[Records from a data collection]
+ + + +

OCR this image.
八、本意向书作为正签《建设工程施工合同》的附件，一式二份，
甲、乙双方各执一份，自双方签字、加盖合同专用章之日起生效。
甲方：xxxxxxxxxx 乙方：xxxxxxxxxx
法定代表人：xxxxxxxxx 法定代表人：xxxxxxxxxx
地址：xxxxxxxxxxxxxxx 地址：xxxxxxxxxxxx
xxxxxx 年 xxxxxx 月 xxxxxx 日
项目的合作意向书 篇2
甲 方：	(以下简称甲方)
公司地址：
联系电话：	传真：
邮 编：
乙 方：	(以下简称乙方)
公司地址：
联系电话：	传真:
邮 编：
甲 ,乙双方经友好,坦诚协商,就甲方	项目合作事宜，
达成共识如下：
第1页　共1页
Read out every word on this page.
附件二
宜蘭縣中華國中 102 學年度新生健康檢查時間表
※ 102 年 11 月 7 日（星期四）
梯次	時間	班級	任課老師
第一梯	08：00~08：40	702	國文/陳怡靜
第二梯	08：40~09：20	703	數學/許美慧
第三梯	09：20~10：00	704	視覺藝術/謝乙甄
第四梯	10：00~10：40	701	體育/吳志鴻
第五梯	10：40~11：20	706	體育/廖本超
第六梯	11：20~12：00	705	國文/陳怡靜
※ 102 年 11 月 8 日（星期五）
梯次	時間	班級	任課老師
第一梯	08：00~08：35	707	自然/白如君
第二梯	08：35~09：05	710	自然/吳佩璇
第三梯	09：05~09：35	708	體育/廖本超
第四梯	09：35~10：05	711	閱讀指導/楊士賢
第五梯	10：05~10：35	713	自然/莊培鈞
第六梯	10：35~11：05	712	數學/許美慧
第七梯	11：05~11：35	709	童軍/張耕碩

+ + + +

* _Given instruction_
Write out the entries above word for word.

* _Written answer_
OCR this image.
八、本意向书作为正签《建设工程施工合同》的附件，一式二份，
甲、乙双方各执一份，自双方签字、加盖合同专用章之日起生效。
甲方：xxxxxxxxxx 乙方：xxxxxxxxxx
法定代表人：xxxxxxxxx 法定代表人：xxxxxxxxxx
地址：xxxxxxxxxxxxxxx 地址：xxxxxxxxxxxx
xxxxxx 年 xxxxxx 月 xxxxxx 日
项目的合作意向书 篇2
甲 方：	(以下简称甲方)
公司地址：
联系电话：	传真：
邮 编：
乙 方：	(以下简称乙方)
公司地址：
联系电话：	传真:
邮 编：
甲 ,乙双方经友好,坦诚协商,就甲方	项目合作事宜，
达成共识如下：
第1页　共1页
Read out every word on this page.
附件二
宜蘭縣中華國中 102 學年度新生健康檢查時間表
※ 102 年 11 月 7 日（星期四）
梯次	時間	班級	任課老師
第一梯	08：00~08：40	702	國文/陳怡靜
第二梯	08：40~09：20	703	數學/許美慧
第三梯	09：20~10：00	704	視覺藝術/謝乙甄
第四梯	10：00~10：40	701	體育/吳志鴻
第五梯	10：40~11：20	706	體育/廖本超
第六梯	11：20~12：00	705	國文/陳怡靜
※ 102 年 11 月 8 日（星期五）
梯次	時間	班級	任課老師
第一梯	08：00~08：35	707	自然/白如君
第二梯	08：35~09：05	710	自然/吳佩璇
第三梯	09：05~09：35	708	體育/廖本超
第四梯	09：35~10：05	711	閱讀指導/楊士賢
第五梯	10：05~10：35	713	自然/莊培鈞
第六梯	10：35~11：05	712	數學/許美慧
第七梯	11：05~11：35	709	童軍/張耕碩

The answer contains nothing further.